* begin *
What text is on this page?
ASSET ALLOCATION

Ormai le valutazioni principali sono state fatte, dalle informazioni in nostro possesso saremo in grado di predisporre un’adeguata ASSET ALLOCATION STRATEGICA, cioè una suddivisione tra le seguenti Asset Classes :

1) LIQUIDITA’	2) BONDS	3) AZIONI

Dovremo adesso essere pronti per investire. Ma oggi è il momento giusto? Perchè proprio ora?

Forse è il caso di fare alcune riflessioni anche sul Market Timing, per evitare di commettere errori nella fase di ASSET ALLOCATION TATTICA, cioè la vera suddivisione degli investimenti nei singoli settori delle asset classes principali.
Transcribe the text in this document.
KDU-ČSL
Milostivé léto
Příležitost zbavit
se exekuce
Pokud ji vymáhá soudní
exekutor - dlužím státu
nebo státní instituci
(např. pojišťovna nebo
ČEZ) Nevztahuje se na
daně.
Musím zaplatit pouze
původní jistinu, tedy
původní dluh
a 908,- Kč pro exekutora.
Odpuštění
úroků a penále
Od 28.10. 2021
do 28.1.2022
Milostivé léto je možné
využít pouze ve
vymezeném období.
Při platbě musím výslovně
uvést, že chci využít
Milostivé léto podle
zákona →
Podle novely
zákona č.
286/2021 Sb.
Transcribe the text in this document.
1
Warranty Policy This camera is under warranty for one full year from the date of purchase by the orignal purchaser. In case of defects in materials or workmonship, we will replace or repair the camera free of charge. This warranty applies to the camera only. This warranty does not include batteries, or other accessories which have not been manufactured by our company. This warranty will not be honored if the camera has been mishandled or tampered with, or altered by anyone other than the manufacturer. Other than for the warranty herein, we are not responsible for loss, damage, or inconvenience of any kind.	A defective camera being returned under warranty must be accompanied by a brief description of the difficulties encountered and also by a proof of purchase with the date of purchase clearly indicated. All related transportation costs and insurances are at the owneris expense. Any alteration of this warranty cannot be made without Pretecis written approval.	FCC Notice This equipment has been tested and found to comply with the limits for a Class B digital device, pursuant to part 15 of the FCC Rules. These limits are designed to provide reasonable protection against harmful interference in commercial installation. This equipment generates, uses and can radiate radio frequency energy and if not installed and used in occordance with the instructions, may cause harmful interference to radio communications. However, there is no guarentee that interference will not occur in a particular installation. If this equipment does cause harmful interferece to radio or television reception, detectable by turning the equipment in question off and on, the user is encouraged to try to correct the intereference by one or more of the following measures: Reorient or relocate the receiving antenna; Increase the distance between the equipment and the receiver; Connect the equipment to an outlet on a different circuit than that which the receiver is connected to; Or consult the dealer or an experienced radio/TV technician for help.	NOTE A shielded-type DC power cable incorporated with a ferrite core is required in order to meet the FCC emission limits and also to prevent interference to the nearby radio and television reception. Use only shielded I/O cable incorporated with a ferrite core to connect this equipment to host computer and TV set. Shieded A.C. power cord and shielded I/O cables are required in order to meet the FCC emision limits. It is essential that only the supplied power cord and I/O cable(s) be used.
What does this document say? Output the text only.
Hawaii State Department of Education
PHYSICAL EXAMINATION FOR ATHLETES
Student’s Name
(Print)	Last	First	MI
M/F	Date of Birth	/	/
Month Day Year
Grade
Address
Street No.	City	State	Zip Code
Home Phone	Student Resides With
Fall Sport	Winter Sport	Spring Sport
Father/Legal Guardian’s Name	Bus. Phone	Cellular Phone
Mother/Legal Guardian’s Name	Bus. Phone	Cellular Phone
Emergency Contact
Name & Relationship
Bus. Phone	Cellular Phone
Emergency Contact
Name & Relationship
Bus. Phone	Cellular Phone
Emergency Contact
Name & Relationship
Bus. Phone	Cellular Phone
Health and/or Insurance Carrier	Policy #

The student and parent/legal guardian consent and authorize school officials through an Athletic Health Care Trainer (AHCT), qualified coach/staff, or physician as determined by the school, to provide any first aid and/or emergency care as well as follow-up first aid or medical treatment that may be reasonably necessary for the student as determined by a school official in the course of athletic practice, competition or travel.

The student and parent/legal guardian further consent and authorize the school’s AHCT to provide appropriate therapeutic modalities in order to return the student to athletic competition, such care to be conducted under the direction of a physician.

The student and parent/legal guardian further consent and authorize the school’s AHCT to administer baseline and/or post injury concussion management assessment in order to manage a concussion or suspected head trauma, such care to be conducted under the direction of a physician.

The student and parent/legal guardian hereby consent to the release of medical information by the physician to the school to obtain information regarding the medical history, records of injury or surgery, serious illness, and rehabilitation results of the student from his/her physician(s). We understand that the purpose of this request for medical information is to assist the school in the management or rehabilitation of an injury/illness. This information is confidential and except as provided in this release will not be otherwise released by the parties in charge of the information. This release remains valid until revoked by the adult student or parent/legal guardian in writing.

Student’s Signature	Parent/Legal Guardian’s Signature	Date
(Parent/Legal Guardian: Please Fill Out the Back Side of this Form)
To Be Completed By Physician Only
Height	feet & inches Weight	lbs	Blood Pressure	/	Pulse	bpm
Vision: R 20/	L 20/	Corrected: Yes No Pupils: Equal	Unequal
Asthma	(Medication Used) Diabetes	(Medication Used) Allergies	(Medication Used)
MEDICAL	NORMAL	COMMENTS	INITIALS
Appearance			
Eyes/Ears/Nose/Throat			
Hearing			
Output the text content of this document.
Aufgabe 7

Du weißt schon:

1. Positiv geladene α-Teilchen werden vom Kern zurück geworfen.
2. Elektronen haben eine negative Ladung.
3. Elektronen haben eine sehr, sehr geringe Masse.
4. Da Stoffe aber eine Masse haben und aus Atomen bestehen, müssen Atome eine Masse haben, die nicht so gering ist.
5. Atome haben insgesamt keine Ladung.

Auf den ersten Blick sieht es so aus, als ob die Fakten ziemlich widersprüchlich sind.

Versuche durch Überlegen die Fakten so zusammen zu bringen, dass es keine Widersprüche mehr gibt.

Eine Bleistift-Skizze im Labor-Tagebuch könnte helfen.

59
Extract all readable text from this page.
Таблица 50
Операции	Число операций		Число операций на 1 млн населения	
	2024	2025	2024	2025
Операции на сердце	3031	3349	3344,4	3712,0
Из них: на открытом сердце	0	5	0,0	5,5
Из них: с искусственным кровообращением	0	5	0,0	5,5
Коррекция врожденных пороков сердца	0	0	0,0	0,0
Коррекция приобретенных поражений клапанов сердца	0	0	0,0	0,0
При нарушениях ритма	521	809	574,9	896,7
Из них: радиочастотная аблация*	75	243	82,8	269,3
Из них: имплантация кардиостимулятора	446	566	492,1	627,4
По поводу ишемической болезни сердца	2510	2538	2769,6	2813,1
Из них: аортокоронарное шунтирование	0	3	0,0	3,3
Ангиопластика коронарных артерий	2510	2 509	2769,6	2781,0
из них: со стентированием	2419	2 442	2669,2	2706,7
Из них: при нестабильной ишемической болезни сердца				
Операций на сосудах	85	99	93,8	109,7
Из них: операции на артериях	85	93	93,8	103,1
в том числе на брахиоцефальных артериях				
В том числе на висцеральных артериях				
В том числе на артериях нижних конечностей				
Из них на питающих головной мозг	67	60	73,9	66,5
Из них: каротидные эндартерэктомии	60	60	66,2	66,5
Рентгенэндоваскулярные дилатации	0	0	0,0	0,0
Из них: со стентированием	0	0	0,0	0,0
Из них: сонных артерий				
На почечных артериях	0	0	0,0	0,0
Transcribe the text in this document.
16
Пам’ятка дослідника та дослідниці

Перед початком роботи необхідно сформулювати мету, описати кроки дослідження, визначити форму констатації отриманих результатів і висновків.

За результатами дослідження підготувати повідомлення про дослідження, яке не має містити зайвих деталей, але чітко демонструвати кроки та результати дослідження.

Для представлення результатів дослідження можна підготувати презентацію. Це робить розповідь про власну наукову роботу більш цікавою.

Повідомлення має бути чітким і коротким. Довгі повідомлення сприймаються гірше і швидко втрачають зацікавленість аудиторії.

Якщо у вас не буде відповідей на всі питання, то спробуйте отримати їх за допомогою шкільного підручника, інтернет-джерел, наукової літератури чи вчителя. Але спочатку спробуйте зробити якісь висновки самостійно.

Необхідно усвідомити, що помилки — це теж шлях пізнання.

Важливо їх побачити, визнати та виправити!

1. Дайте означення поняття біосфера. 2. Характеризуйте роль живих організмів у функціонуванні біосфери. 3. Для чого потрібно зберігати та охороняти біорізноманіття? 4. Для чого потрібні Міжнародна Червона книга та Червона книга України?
* end *
THE EXERCISE => State only the number of lines in these entries that contain "léto".

COMPLETE OUTPUT => 3